DATASET RECORDS:
>>>

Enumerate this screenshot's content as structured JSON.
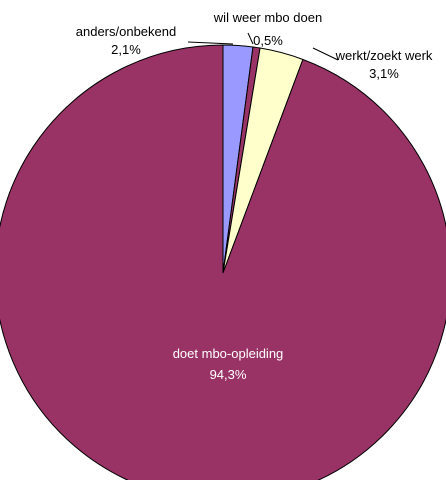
{
  "chart_data": {
    "type": "pie",
    "slices": [
      {
        "name": "anders/onbekend",
        "value": 2.1,
        "label": "2,1%",
        "color": "#9999ff"
      },
      {
        "name": "wil weer mbo doen",
        "value": 0.5,
        "label": "0,5%",
        "color": "#993366"
      },
      {
        "name": "werkt/zoekt werk",
        "value": 3.1,
        "label": "3,1%",
        "color": "#ffffcc"
      },
      {
        "name": "doet mbo-opleiding",
        "value": 94.3,
        "label": "94,3%",
        "color": "#993366"
      }
    ],
    "start_angle_deg": 0,
    "direction": "clockwise",
    "legend": "none"
  }
}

<<<

YOUR GOAL:
Copy out all lines above that include the string "name".

FINAL RESULT:
        "name": "anders/onbekend",
        "name": "wil weer mbo doen",
        "name": "werkt/zoekt werk",
        "name": "doet mbo-opleiding",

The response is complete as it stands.